Goal of the exercise: Locate "Read out every word on this page." in the listing below, then output the line holding it and every line after it, exactly and with nothing else.

Data for this exercise:
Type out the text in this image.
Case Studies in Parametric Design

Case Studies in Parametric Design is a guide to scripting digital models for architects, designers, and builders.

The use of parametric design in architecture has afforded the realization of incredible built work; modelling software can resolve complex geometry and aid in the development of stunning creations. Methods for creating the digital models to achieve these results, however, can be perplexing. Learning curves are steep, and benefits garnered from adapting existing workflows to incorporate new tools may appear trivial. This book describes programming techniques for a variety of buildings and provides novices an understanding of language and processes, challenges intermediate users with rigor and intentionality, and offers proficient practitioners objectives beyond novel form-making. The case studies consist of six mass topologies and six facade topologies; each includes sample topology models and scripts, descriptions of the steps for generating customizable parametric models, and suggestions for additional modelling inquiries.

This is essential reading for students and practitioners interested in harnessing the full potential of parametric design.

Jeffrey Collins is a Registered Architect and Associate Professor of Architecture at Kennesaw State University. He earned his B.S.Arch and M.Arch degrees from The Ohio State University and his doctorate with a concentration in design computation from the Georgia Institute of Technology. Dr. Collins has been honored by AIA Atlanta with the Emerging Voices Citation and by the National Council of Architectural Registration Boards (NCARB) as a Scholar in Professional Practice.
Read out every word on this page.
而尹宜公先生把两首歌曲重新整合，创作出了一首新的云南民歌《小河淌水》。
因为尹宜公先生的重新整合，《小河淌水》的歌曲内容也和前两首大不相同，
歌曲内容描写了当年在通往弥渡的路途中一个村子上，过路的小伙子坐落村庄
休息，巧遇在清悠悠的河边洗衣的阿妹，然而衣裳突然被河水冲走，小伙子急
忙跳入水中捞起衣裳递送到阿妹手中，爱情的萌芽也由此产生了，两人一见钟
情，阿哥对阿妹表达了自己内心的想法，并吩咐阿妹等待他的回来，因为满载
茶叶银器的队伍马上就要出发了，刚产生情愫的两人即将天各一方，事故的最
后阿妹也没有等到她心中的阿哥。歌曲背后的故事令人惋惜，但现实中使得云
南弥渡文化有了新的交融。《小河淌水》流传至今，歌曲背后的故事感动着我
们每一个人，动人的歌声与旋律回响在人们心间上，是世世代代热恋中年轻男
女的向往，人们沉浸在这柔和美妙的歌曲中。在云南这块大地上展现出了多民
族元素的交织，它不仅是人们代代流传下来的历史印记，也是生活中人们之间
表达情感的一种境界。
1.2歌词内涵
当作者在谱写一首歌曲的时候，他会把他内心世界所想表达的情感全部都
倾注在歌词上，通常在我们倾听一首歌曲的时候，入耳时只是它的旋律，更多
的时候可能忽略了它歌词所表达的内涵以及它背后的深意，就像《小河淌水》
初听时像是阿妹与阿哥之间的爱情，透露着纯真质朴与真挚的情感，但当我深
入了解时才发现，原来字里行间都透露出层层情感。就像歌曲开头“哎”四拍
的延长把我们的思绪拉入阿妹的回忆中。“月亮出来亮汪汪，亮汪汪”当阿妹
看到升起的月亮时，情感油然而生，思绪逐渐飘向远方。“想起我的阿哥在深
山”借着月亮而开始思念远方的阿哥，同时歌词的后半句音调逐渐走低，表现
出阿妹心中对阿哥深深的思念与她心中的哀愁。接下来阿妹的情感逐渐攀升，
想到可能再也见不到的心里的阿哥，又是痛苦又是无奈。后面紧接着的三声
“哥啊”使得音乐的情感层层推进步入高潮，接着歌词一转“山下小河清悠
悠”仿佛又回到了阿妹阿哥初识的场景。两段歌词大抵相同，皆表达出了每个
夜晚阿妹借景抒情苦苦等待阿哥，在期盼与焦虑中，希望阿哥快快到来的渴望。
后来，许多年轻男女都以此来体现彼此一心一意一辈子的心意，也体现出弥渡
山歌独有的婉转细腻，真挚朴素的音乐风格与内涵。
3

Written solution:
Read out every word on this page.
而尹宜公先生把两首歌曲重新整合，创作出了一首新的云南民歌《小河淌水》。
因为尹宜公先生的重新整合，《小河淌水》的歌曲内容也和前两首大不相同，
歌曲内容描写了当年在通往弥渡的路途中一个村子上，过路的小伙子坐落村庄
休息，巧遇在清悠悠的河边洗衣的阿妹，然而衣裳突然被河水冲走，小伙子急
忙跳入水中捞起衣裳递送到阿妹手中，爱情的萌芽也由此产生了，两人一见钟
情，阿哥对阿妹表达了自己内心的想法，并吩咐阿妹等待他的回来，因为满载
茶叶银器的队伍马上就要出发了，刚产生情愫的两人即将天各一方，事故的最
后阿妹也没有等到她心中的阿哥。歌曲背后的故事令人惋惜，但现实中使得云
南弥渡文化有了新的交融。《小河淌水》流传至今，歌曲背后的故事感动着我
们每一个人，动人的歌声与旋律回响在人们心间上，是世世代代热恋中年轻男
女的向往，人们沉浸在这柔和美妙的歌曲中。在云南这块大地上展现出了多民
族元素的交织，它不仅是人们代代流传下来的历史印记，也是生活中人们之间
表达情感的一种境界。
1.2歌词内涵
当作者在谱写一首歌曲的时候，他会把他内心世界所想表达的情感全部都
倾注在歌词上，通常在我们倾听一首歌曲的时候，入耳时只是它的旋律，更多
的时候可能忽略了它歌词所表达的内涵以及它背后的深意，就像《小河淌水》
初听时像是阿妹与阿哥之间的爱情，透露着纯真质朴与真挚的情感，但当我深
入了解时才发现，原来字里行间都透露出层层情感。就像歌曲开头“哎”四拍
的延长把我们的思绪拉入阿妹的回忆中。“月亮出来亮汪汪，亮汪汪”当阿妹
看到升起的月亮时，情感油然而生，思绪逐渐飘向远方。“想起我的阿哥在深
山”借着月亮而开始思念远方的阿哥，同时歌词的后半句音调逐渐走低，表现
出阿妹心中对阿哥深深的思念与她心中的哀愁。接下来阿妹的情感逐渐攀升，
想到可能再也见不到的心里的阿哥，又是痛苦又是无奈。后面紧接着的三声
“哥啊”使得音乐的情感层层推进步入高潮，接着歌词一转“山下小河清悠
悠”仿佛又回到了阿妹阿哥初识的场景。两段歌词大抵相同，皆表达出了每个
夜晚阿妹借景抒情苦苦等待阿哥，在期盼与焦虑中，希望阿哥快快到来的渴望。
后来，许多年轻男女都以此来体现彼此一心一意一辈子的心意，也体现出弥渡
山歌独有的婉转细腻，真挚朴素的音乐风格与内涵。
3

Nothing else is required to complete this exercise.